● **Aim**:
Copy out all the lines where "screenshot" shows up.

● **Stored records**:
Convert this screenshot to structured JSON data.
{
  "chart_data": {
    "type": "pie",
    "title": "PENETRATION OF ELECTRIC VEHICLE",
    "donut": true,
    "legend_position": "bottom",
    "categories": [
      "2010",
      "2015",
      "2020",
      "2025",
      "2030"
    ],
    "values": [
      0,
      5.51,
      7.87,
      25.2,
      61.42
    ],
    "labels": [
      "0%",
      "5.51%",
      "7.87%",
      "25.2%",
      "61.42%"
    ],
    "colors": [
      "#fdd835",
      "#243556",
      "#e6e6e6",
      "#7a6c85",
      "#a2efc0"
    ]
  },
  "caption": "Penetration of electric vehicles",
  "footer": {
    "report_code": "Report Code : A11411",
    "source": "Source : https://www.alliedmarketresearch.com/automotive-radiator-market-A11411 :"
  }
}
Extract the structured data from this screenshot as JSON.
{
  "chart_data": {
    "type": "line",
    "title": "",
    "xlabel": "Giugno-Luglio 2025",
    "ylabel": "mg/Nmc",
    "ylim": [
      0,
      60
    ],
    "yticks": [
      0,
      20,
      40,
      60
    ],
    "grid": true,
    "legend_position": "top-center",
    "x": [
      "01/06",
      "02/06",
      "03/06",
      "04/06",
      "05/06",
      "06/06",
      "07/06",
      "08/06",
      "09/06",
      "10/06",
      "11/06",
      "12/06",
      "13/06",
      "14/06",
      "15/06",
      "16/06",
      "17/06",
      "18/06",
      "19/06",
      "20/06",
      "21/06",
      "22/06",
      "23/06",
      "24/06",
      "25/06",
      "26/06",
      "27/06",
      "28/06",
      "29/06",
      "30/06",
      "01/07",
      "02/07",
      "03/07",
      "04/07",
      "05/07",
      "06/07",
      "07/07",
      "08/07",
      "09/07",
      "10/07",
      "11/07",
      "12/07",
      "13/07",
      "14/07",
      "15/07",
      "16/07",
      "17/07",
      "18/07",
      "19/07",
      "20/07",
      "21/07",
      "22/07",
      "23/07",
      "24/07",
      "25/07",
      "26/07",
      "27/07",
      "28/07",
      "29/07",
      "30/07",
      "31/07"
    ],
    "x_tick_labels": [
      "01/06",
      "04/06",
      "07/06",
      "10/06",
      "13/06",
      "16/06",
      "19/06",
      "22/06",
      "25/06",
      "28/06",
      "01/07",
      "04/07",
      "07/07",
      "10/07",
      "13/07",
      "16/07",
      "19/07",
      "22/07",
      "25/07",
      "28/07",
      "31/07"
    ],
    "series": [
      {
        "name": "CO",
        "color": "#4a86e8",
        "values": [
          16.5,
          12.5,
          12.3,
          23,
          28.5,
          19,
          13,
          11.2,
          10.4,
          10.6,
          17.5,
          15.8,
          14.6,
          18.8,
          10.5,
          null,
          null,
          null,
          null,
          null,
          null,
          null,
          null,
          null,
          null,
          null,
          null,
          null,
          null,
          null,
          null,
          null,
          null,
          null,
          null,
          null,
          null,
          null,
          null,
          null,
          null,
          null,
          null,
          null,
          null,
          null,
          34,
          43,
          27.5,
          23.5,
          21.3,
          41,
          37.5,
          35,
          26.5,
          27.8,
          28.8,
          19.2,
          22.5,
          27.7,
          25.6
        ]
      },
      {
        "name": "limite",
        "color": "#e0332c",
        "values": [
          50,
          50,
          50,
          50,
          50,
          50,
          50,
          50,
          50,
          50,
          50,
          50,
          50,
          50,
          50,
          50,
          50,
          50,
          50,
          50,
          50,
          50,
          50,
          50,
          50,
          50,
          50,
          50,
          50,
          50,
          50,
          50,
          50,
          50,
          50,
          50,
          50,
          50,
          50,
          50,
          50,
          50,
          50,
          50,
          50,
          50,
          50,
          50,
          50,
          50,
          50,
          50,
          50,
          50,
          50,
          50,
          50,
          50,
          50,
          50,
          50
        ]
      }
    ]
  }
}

● **Result**:
Convert this screenshot to structured JSON data.
Extract the structured data from this screenshot as JSON.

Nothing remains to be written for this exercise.